**RECORD SET:**
· · · ·
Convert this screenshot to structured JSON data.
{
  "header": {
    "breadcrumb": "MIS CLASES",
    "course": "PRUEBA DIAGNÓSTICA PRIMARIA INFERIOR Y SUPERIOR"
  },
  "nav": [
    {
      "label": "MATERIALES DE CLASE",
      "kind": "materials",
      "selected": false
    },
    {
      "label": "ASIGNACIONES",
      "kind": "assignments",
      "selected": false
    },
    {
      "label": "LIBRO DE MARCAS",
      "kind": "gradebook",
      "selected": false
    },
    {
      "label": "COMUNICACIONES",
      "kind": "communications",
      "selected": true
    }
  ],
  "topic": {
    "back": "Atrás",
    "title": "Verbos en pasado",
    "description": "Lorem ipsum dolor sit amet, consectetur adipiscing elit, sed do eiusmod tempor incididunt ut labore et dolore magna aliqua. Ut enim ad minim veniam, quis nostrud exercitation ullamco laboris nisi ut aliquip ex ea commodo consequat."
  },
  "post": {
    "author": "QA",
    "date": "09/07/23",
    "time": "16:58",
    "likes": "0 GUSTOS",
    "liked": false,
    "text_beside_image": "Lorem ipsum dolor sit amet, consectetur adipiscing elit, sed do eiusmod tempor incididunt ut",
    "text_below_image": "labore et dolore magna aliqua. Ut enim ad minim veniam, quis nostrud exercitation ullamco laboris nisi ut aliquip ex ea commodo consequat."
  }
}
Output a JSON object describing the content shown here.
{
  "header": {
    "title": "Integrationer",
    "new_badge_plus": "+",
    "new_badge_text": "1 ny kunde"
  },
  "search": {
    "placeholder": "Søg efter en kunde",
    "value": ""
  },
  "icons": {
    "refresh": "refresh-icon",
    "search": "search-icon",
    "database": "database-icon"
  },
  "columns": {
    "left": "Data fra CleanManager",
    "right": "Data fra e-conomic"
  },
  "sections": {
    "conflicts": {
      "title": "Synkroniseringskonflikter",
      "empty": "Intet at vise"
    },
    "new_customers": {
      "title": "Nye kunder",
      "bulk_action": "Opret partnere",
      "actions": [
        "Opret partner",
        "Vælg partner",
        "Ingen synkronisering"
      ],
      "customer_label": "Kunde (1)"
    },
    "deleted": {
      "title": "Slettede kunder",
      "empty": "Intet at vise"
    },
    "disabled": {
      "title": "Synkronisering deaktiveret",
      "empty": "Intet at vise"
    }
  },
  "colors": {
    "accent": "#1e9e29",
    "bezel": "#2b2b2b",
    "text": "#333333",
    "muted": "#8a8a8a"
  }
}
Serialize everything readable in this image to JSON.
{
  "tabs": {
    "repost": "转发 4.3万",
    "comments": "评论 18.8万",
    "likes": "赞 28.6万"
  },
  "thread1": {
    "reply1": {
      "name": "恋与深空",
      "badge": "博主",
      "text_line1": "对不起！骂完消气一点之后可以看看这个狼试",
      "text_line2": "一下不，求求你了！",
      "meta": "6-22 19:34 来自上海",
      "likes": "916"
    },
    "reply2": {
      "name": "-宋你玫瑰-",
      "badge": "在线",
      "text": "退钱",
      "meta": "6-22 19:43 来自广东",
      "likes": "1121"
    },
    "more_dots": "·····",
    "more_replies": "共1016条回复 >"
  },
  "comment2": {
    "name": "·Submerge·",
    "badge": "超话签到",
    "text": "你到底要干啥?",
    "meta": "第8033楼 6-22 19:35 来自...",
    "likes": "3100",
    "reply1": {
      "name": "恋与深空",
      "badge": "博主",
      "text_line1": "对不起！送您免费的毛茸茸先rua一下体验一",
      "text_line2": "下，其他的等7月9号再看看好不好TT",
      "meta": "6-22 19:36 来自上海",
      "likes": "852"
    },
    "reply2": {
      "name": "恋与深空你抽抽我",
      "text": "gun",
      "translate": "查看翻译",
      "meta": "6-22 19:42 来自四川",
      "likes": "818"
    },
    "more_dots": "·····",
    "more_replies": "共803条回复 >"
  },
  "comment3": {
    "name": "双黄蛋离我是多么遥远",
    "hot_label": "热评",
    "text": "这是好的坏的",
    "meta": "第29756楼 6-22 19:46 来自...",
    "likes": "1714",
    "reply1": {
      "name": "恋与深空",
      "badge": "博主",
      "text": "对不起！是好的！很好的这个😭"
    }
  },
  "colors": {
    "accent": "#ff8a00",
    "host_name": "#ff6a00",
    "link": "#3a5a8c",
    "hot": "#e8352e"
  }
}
· · · ·
**WHAT IS NEEDED:** Transcribe each entry precisely, missing none.

**SOLUTION TO THE PROBLEM:**
Convert this screenshot to structured JSON data.
{
  "header": {
    "breadcrumb": "MIS CLASES",
    "course": "PRUEBA DIAGNÓSTICA PRIMARIA INFERIOR Y SUPERIOR"
  },
  "nav": [
    {
      "label": "MATERIALES DE CLASE",
      "kind": "materials",
      "selected": false
    },
    {
      "label": "ASIGNACIONES",
      "kind": "assignments",
      "selected": false
    },
    {
      "label": "LIBRO DE MARCAS",
      "kind": "gradebook",
      "selected": false
    },
    {
      "label": "COMUNICACIONES",
      "kind": "communications",
      "selected": true
    }
  ],
  "topic": {
    "back": "Atrás",
    "title": "Verbos en pasado",
    "description": "Lorem ipsum dolor sit amet, consectetur adipiscing elit, sed do eiusmod tempor incididunt ut labore et dolore magna aliqua. Ut enim ad minim veniam, quis nostrud exercitation ullamco laboris nisi ut aliquip ex ea commodo consequat."
  },
  "post": {
    "author": "QA",
    "date": "09/07/23",
    "time": "16:58",
    "likes": "0 GUSTOS",
    "liked": false,
    "text_beside_image": "Lorem ipsum dolor sit amet, consectetur adipiscing elit, sed do eiusmod tempor incididunt ut",
    "text_below_image": "labore et dolore magna aliqua. Ut enim ad minim veniam, quis nostrud exercitation ullamco laboris nisi ut aliquip ex ea commodo consequat."
  }
}
Output a JSON object describing the content shown here.
{
  "header": {
    "title": "Integrationer",
    "new_badge_plus": "+",
    "new_badge_text": "1 ny kunde"
  },
  "search": {
    "placeholder": "Søg efter en kunde",
    "value": ""
  },
  "icons": {
    "refresh": "refresh-icon",
    "search": "search-icon",
    "database": "database-icon"
  },
  "columns": {
    "left": "Data fra CleanManager",
    "right": "Data fra e-conomic"
  },
  "sections": {
    "conflicts": {
      "title": "Synkroniseringskonflikter",
      "empty": "Intet at vise"
    },
    "new_customers": {
      "title": "Nye kunder",
      "bulk_action": "Opret partnere",
      "actions": [
        "Opret partner",
        "Vælg partner",
        "Ingen synkronisering"
      ],
      "customer_label": "Kunde (1)"
    },
    "deleted": {
      "title": "Slettede kunder",
      "empty": "Intet at vise"
    },
    "disabled": {
      "title": "Synkronisering deaktiveret",
      "empty": "Intet at vise"
    }
  },
  "colors": {
    "accent": "#1e9e29",
    "bezel": "#2b2b2b",
    "text": "#333333",
    "muted": "#8a8a8a"
  }
}
Serialize everything readable in this image to JSON.
{
  "tabs": {
    "repost": "转发 4.3万",
    "comments": "评论 18.8万",
    "likes": "赞 28.6万"
  },
  "thread1": {
    "reply1": {
      "name": "恋与深空",
      "badge": "博主",
      "text_line1": "对不起！骂完消气一点之后可以看看这个狼试",
      "text_line2": "一下不，求求你了！",
      "meta": "6-22 19:34 来自上海",
      "likes": "916"
    },
    "reply2": {
      "name": "-宋你玫瑰-",
      "badge": "在线",
      "text": "退钱",
      "meta": "6-22 19:43 来自广东",
      "likes": "1121"
    },
    "more_dots": "·····",
    "more_replies": "共1016条回复 >"
  },
  "comment2": {
    "name": "·Submerge·",
    "badge": "超话签到",
    "text": "你到底要干啥?",
    "meta": "第8033楼 6-22 19:35 来自...",
    "likes": "3100",
    "reply1": {
      "name": "恋与深空",
      "badge": "博主",
      "text_line1": "对不起！送您免费的毛茸茸先rua一下体验一",
      "text_line2": "下，其他的等7月9号再看看好不好TT",
      "meta": "6-22 19:36 来自上海",
      "likes": "852"
    },
    "reply2": {
      "name": "恋与深空你抽抽我",
      "text": "gun",
      "translate": "查看翻译",
      "meta": "6-22 19:42 来自四川",
      "likes": "818"
    },
    "more_dots": "·····",
    "more_replies": "共803条回复 >"
  },
  "comment3": {
    "name": "双黄蛋离我是多么遥远",
    "hot_label": "热评",
    "text": "这是好的坏的",
    "meta": "第29756楼 6-22 19:46 来自...",
    "likes": "1714",
    "reply1": {
      "name": "恋与深空",
      "badge": "博主",
      "text": "对不起！是好的！很好的这个😭"
    }
  },
  "colors": {
    "accent": "#ff8a00",
    "host_name": "#ff6a00",
    "link": "#3a5a8c",
    "hot": "#e8352e"
  }
}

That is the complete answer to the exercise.